> [DIRECTIONS FOR THIS TASK]: Filter this data down to the lines that hold "infinitief", and copy them.

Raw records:
· · · · · · ·

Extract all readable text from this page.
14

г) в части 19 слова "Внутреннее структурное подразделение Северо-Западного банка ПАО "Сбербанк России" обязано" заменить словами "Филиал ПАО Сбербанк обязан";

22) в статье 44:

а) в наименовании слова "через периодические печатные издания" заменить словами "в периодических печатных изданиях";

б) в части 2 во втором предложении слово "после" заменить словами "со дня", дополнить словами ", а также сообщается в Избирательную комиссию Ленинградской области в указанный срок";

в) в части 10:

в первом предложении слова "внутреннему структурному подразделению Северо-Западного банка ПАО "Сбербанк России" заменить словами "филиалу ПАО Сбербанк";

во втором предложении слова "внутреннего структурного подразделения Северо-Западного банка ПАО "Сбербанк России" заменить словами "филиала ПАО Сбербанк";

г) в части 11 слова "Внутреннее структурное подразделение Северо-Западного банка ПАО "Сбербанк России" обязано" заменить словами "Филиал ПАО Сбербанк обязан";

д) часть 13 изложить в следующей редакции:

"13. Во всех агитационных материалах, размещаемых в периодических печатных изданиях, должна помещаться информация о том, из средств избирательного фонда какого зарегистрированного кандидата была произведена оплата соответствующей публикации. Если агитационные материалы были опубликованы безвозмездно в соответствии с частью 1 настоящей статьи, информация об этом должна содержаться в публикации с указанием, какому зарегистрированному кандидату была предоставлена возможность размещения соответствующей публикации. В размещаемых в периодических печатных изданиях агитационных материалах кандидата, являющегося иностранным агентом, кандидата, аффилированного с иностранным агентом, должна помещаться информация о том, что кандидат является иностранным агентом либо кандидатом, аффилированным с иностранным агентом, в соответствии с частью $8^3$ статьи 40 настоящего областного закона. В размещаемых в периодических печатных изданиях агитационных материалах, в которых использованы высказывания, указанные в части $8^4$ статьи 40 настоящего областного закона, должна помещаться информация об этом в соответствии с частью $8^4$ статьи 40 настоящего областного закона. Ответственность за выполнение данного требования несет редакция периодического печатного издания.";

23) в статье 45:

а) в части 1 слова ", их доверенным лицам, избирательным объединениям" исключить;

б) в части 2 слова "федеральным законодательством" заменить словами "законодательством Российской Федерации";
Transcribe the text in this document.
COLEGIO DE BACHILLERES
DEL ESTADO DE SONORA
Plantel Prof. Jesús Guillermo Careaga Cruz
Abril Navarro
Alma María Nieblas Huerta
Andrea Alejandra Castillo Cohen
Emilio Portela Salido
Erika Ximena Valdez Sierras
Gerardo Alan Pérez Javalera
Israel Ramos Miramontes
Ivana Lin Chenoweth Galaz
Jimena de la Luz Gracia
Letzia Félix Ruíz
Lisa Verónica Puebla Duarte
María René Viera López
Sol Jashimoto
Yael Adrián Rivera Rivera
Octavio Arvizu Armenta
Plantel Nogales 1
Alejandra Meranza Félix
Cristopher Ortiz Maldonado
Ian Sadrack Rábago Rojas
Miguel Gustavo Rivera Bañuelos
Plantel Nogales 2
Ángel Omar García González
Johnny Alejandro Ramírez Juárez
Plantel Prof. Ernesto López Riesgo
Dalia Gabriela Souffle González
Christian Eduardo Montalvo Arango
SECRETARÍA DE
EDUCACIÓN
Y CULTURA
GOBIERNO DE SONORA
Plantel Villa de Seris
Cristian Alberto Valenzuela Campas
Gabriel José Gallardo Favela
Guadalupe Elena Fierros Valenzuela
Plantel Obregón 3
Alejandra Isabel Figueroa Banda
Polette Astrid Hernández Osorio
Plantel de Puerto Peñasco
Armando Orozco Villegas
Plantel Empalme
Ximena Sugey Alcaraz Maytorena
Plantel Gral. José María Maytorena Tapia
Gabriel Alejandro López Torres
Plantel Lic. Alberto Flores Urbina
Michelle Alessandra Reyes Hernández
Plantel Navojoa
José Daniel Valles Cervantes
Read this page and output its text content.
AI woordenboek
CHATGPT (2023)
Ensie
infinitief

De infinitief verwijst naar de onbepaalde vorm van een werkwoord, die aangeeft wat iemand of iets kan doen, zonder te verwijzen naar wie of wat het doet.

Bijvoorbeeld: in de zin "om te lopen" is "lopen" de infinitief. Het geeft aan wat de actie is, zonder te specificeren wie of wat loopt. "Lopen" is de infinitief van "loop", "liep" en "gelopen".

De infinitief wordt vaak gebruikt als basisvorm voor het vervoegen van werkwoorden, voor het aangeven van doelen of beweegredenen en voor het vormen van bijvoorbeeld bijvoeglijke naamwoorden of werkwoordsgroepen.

· · · · · · ·

> [RESPONSE]:
infinitief
De infinitief verwijst naar de onbepaalde vorm van een werkwoord, die aangeeft wat iemand of iets kan doen, zonder te verwijzen naar wie of wat het doet.
Bijvoorbeeld: in de zin "om te lopen" is "lopen" de infinitief. Het geeft aan wat de actie is, zonder te specificeren wie of wat loopt. "Lopen" is de infinitief van "loop", "liep" en "gelopen".
De infinitief wordt vaak gebruikt als basisvorm voor het vervoegen van werkwoorden, voor het aangeven van doelen of beweegredenen en voor het vormen van bijvoorbeeld bijvoeglijke naamwoorden of werkwoordsgroepen.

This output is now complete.